begin EXTRACT PROVIDED
Patent Application
20070275227
The present invention is predicated on the discovery that improved urethane foam carpet backings can be prepared by substituting hydroxylated vegetable oils having a functionality of 1-4 for the vegetable oils and cross linkers employed products, compositions and methods of Pub-910. The inclusion of the hydroxylated vegetable oils in the formulations of the invention eliminates the necessity for including petrol-polyols in the mix ion order to achieve optimal results and properties. Moreover, the employment of the hydroxylated vegetable oils also removes the necessity for including cross linkers in the formulation.
The B-component is typically mixed in a standard mix tank and reacted with the A-component (in a one step process) just prior to the point of use. By varying the proportions of the reactants within the B-component and altering the mix with the quantity of A-component, flexibility, rigidity, density and hardness can be controlled (i.e. precoats, foams and laminates acquired). Thus, higher molecular weight and higher functionality isocyanates would result in a less flexible foam than the use of a lower molecular weight and lower functionality isocyanate with the same polyol.
end EXTRACT PROVIDED
Repeat word for word the part of the carpet backing patent application above that starts with "The B-component is" and goes on through "the same polyol.".
begin RECORDS SHOWN
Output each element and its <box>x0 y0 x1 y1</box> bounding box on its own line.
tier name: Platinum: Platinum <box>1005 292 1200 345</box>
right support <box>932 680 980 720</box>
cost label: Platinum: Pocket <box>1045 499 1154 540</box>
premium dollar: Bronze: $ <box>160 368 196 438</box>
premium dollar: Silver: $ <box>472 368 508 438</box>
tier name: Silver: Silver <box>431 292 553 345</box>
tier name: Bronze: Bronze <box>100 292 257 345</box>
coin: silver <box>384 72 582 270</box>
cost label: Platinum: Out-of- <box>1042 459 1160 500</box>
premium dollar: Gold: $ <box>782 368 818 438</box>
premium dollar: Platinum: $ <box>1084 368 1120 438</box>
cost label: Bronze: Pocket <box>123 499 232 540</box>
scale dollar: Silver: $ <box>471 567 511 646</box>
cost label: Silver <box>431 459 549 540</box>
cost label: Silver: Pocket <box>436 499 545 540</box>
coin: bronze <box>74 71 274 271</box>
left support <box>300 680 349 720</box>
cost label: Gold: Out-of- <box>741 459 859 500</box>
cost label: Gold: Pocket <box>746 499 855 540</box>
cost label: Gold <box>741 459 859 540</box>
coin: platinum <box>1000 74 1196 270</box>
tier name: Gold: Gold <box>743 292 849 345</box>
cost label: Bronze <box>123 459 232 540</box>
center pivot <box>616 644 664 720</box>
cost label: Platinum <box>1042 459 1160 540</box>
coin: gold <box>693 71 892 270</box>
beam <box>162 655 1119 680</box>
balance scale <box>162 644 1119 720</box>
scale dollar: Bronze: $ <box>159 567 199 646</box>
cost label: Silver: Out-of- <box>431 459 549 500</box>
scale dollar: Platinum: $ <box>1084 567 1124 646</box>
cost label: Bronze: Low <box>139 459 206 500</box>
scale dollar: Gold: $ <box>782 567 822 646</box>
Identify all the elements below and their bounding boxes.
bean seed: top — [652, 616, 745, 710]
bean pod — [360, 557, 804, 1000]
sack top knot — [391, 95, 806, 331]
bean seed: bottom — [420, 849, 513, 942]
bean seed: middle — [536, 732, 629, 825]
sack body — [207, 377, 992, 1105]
end RECORDS SHOWN
TASK OUTPUT:
The B-component is typically mixed in a standard mix tank and reacted with the A-component (in a one step process) just prior to the point of use. By varying the proportions of the reactants within the B-component and altering the mix with the quantity of A-component, flexibility, rigidity, density and hardness can be controlled (i.e. precoats, foams and laminates acquired). Thus, higher molecular weight and higher functionality isocyanates would result in a less flexible foam than the use of a lower molecular weight and lower functionality isocyanate with the same polyol.